What the task asks:
Can you rewrite the records, from the start through the line that contains "- reply-icon: [100, 498, 122, 518]", as a Markdown table with a Number column and an Entry column, skipping any blank lines?

Data shown:
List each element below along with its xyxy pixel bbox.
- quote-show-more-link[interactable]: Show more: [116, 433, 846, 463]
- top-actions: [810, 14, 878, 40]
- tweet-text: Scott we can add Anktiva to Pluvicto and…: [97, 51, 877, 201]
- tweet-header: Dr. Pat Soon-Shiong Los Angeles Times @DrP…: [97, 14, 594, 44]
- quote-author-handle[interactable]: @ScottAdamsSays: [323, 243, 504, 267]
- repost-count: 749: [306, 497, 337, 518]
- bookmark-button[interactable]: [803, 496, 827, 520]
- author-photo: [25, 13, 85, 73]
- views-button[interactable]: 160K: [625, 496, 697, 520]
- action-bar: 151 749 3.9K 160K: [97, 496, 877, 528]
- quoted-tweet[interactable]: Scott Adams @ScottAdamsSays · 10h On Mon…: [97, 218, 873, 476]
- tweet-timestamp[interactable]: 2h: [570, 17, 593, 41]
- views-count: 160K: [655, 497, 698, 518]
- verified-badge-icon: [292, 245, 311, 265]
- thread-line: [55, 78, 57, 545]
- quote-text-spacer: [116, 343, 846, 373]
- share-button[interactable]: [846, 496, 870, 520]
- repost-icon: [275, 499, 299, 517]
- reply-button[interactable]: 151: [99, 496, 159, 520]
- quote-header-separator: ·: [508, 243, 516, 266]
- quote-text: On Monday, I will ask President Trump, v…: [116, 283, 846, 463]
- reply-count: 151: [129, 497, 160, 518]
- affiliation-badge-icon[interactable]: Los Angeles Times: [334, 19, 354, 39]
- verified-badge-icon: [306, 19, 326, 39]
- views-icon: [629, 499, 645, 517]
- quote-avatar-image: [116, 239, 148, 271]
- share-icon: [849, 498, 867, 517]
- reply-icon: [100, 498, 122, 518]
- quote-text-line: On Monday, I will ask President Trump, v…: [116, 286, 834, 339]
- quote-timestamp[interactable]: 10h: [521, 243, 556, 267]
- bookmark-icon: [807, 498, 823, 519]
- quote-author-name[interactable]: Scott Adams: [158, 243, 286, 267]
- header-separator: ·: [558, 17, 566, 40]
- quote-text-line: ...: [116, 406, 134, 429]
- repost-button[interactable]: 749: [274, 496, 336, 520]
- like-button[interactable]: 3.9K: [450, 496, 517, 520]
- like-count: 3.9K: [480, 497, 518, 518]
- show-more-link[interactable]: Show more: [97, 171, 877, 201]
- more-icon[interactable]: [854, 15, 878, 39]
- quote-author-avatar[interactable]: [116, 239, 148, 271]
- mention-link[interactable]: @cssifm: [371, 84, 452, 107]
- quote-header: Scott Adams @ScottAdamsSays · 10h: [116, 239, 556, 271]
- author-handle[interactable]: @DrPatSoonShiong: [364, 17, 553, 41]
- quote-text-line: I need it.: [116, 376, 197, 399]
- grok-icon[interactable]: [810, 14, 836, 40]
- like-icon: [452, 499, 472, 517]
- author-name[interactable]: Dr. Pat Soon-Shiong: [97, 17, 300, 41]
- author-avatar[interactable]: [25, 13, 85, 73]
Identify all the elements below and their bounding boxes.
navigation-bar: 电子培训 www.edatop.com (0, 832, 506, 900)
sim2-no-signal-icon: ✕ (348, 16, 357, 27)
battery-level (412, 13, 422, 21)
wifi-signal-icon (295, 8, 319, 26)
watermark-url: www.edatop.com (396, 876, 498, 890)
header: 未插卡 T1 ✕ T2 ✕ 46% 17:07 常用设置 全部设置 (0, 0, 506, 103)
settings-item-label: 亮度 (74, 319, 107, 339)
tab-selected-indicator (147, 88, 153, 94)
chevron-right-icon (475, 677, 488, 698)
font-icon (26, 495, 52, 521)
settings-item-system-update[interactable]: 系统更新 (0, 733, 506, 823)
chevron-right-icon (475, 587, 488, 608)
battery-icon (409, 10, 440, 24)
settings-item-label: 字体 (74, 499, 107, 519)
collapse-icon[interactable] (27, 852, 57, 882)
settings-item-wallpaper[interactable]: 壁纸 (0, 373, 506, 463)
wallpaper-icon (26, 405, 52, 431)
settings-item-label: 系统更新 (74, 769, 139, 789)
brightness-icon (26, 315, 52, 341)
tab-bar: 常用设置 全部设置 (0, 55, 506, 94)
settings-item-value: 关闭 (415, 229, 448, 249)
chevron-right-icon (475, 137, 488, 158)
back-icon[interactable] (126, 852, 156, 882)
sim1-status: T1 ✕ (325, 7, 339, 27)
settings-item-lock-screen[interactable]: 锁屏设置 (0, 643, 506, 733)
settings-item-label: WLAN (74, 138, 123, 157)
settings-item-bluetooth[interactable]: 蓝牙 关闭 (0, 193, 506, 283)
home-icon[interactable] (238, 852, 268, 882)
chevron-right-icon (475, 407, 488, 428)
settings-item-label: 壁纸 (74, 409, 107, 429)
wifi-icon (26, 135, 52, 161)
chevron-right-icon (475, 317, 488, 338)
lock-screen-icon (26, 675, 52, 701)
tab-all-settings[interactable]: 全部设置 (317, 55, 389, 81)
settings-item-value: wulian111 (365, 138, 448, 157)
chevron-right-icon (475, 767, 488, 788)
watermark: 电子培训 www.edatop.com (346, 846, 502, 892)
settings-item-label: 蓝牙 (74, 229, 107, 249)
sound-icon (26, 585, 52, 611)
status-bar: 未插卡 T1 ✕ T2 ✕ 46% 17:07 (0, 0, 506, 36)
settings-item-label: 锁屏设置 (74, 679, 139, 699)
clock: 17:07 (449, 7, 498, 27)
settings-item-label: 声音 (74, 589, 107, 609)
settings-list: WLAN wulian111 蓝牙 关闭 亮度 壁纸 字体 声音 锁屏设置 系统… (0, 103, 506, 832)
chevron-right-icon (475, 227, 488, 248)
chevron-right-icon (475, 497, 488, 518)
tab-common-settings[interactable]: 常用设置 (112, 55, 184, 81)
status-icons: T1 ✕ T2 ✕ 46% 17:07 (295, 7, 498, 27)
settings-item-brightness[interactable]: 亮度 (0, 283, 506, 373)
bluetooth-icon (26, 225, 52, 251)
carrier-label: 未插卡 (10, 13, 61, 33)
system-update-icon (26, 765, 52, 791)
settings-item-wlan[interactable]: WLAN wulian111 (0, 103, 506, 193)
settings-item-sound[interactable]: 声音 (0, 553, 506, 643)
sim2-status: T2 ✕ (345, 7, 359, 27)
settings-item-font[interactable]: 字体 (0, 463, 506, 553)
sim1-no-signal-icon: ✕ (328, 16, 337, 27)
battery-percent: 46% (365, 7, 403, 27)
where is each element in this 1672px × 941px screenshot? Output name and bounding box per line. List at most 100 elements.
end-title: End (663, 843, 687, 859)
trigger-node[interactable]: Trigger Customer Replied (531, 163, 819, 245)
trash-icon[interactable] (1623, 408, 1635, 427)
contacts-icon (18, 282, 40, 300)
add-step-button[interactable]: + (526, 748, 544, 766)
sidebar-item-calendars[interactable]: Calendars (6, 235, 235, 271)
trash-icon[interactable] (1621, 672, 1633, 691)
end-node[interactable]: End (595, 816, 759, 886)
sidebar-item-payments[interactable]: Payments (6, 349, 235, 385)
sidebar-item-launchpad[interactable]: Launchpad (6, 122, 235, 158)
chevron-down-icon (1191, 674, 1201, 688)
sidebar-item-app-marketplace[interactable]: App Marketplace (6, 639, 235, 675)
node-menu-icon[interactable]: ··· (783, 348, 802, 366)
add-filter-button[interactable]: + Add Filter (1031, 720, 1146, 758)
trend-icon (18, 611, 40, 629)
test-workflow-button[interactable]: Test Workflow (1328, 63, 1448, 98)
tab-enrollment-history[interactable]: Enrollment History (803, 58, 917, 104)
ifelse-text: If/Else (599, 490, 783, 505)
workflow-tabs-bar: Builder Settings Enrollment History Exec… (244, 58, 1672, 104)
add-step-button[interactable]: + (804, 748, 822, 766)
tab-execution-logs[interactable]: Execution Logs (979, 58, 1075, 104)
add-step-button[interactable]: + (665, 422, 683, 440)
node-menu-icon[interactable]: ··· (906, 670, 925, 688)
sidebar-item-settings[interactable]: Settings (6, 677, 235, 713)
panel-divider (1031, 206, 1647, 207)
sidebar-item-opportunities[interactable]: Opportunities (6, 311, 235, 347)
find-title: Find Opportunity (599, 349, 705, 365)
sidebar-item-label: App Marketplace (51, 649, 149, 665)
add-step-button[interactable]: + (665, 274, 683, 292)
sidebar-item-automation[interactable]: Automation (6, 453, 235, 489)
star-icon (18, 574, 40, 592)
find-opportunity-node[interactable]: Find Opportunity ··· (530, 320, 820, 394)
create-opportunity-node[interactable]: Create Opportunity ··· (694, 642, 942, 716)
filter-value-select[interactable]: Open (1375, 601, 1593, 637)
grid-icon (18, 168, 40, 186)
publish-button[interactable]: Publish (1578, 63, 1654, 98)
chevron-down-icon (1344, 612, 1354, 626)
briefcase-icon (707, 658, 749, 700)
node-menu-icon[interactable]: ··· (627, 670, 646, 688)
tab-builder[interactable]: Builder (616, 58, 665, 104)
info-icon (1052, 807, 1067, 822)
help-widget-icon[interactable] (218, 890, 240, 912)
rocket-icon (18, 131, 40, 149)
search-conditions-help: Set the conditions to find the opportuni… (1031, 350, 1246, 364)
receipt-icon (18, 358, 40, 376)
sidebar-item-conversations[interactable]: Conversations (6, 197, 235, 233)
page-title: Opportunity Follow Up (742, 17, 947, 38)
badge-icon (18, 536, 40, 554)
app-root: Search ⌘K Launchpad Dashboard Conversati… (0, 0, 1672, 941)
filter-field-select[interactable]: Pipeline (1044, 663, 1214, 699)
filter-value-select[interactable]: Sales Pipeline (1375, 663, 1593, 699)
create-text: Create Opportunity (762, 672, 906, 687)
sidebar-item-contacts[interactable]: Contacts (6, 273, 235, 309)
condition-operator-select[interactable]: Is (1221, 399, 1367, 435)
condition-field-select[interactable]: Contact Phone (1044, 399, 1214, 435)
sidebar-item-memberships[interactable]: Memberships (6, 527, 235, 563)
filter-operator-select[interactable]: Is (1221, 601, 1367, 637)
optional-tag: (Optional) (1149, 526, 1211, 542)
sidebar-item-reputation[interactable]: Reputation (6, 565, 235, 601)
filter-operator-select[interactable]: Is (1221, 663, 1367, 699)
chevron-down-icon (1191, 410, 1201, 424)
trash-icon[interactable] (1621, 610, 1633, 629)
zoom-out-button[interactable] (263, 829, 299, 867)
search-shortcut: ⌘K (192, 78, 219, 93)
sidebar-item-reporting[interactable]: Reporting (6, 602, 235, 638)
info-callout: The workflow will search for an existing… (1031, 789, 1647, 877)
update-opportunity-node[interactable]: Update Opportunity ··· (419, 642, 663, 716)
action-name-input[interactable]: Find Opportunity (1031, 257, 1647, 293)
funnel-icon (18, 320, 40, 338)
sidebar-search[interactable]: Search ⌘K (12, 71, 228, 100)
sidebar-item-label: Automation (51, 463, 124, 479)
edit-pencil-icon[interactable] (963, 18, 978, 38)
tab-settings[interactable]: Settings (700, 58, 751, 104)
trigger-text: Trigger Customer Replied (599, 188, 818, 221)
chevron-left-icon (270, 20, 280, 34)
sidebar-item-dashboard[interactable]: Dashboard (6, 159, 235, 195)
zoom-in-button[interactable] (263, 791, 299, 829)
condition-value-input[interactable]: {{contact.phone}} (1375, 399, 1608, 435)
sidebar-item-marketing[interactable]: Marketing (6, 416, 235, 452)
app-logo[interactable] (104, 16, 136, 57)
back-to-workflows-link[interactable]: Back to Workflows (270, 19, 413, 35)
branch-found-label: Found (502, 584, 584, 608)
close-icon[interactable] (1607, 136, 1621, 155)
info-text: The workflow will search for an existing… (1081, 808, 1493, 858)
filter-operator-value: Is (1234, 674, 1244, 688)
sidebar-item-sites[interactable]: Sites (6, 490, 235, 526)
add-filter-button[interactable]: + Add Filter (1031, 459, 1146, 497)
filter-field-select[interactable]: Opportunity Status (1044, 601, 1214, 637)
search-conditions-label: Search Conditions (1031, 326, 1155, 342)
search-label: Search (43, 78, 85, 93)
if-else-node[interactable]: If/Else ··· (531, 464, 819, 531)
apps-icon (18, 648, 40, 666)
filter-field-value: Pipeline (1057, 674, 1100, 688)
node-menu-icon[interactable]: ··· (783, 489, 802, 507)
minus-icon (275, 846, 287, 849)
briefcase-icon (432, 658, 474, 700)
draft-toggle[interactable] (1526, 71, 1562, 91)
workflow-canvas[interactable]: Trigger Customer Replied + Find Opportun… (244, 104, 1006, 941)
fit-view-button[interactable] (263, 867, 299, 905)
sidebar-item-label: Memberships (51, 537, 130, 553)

Response for this exercise:
| Number | Entry |
|---|---|
| 1 | List each element below along with its xyxy pixel bbox. |
| 2 | - quote-show-more-link[interactable]: Show more: [116, 433, 846, 463] |
| 3 | - top-actions: [810, 14, 878, 40] |
| 4 | - tweet-text: Scott we can add Anktiva to Pluvicto and…: [97, 51, 877, 201] |
| 5 | - tweet-header: Dr. Pat Soon-Shiong Los Angeles Times @DrP…: [97, 14, 594, 44] |
| 6 | - quote-author-handle[interactable]: @ScottAdamsSays: [323, 243, 504, 267] |
| 7 | - repost-count: 749: [306, 497, 337, 518] |
| 8 | - bookmark-button[interactable]: [803, 496, 827, 520] |
| 9 | - author-photo: [25, 13, 85, 73] |
| 10 | - views-button[interactable]: 160K: [625, 496, 697, 520] |
| 11 | - action-bar: 151 749 3.9K 160K: [97, 496, 877, 528] |
| 12 | - quoted-tweet[interactable]: Scott Adams @ScottAdamsSays · 10h On Mon…: [97, 218, 873, 476] |
| 13 | - tweet-timestamp[interactable]: 2h: [570, 17, 593, 41] |
| 14 | - views-count: 160K: [655, 497, 698, 518] |
| 15 | - verified-badge-icon: [292, 245, 311, 265] |
| 16 | - thread-line: [55, 78, 57, 545] |
| 17 | - quote-text-spacer: [116, 343, 846, 373] |
| 18 | - share-button[interactable]: [846, 496, 870, 520] |
| 19 | - repost-icon: [275, 499, 299, 517] |
| 20 | - reply-button[interactable]: 151: [99, 496, 159, 520] |
| 21 | - quote-header-separator: ·: [508, 243, 516, 266] |
| 22 | - quote-text: On Monday, I will ask President Trump, v…: [116, 283, 846, 463] |
| 23 | - reply-count: 151: [129, 497, 160, 518] |
| 24 | - affiliation-badge-icon[interactable]: Los Angeles Times: [334, 19, 354, 39] |
| 25 | - verified-badge-icon: [306, 19, 326, 39] |
| 26 | - views-icon: [629, 499, 645, 517] |
| 27 | - quote-avatar-image: [116, 239, 148, 271] |
| 28 | - share-icon: [849, 498, 867, 517] |
| 29 | - reply-icon: [100, 498, 122, 518] |